- SOURCE RECORDS -
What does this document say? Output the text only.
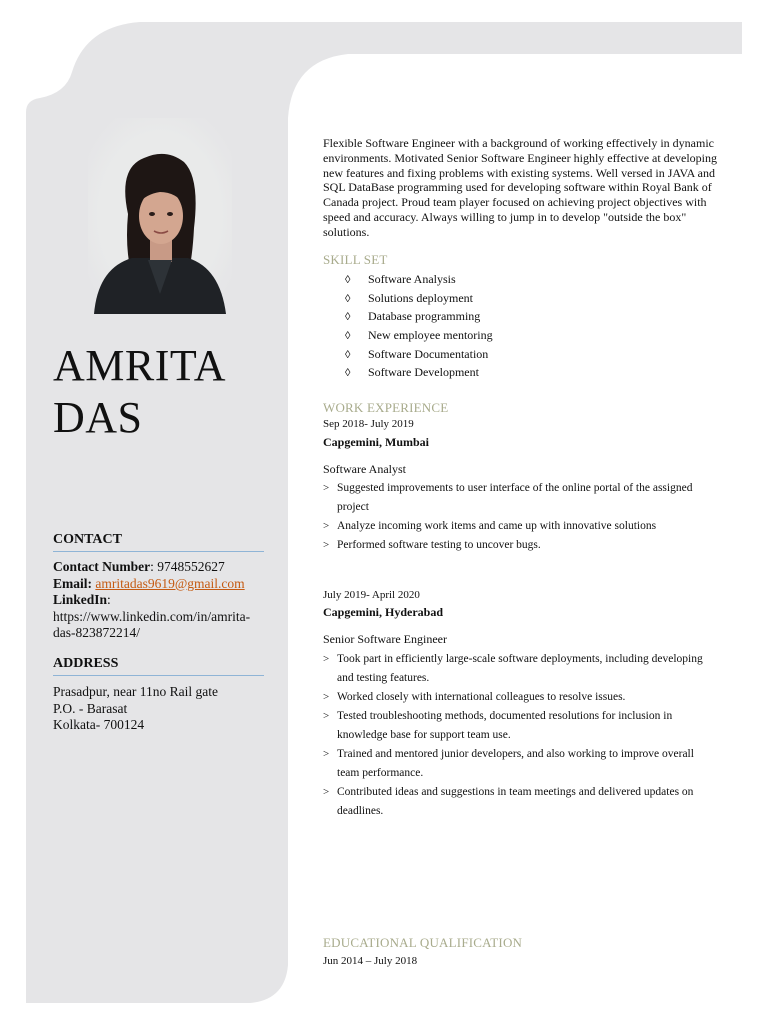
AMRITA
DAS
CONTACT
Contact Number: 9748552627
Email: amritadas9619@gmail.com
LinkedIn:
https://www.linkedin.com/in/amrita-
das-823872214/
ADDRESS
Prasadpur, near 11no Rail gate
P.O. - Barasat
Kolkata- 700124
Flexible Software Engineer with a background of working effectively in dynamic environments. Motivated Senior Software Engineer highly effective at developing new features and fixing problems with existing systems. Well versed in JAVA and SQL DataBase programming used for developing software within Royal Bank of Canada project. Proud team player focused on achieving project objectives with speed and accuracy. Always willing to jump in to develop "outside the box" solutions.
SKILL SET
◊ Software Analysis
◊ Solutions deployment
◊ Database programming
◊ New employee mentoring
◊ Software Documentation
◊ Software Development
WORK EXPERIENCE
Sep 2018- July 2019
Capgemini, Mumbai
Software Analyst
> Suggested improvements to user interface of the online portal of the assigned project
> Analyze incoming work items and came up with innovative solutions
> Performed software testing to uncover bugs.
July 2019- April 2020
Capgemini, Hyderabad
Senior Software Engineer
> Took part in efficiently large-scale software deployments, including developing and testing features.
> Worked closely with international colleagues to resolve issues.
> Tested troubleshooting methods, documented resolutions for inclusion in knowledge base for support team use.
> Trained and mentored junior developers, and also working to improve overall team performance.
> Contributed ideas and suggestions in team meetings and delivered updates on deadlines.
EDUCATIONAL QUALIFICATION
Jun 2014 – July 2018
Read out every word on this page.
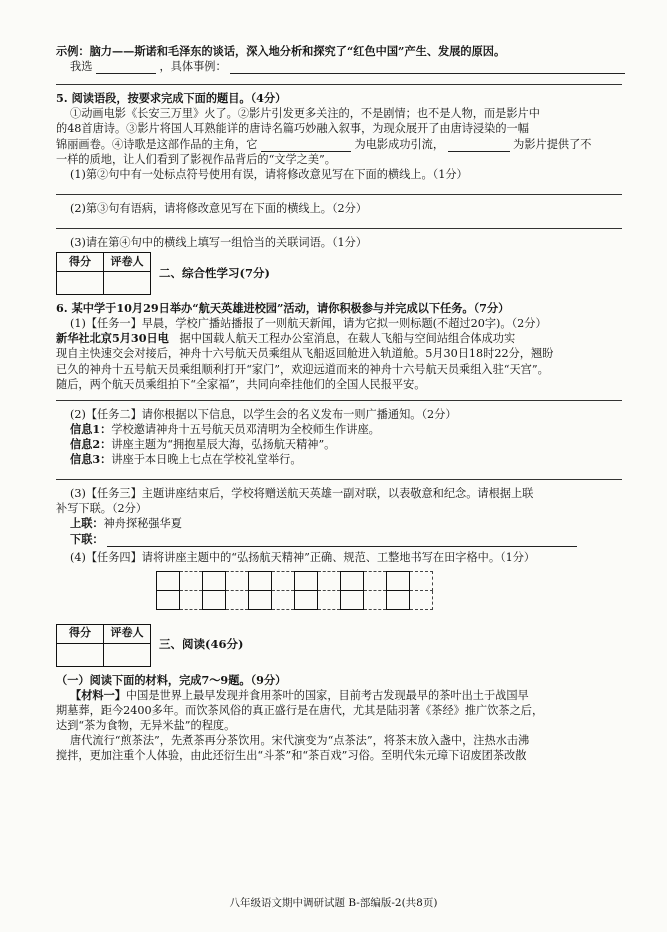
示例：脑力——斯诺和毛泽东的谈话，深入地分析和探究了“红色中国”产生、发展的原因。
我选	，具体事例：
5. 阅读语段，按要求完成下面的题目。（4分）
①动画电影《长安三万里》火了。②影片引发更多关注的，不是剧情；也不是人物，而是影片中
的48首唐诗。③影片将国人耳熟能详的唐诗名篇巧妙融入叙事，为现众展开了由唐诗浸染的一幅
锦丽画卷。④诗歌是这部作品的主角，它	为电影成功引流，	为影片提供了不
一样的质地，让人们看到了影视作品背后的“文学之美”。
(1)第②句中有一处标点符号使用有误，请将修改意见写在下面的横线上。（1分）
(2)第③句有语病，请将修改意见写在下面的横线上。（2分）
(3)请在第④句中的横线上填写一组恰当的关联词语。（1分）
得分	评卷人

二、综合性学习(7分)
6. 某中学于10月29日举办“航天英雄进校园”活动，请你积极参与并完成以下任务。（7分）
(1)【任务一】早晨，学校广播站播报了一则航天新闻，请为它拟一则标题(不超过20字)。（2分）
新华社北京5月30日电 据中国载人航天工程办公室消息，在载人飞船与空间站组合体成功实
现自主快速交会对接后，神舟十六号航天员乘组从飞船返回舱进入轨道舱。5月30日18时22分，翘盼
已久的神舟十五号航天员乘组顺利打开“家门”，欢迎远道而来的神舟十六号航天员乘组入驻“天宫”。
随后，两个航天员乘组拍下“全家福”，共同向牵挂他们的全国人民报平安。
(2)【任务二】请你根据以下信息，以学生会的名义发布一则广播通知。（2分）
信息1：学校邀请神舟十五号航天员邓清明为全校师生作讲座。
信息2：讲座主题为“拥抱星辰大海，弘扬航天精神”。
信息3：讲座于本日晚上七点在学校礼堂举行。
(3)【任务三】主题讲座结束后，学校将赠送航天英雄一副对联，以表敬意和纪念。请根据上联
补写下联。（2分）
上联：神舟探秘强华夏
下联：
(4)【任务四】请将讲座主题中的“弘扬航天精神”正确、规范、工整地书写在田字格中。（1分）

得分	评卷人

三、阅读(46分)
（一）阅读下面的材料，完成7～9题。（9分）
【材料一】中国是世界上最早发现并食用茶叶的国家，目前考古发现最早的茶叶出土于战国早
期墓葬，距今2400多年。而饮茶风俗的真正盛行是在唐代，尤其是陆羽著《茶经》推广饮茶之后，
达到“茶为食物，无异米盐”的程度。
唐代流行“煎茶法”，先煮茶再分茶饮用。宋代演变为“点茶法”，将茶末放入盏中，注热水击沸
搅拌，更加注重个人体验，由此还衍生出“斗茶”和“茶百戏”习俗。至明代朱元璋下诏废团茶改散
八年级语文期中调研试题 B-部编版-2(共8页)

- WHAT IS REQUIRED -
From the data above, copy each line that holds "July".

- ANSWER TO THE TASK -
Sep 2018- July 2019
July 2019- April 2020
Jun 2014 – July 2018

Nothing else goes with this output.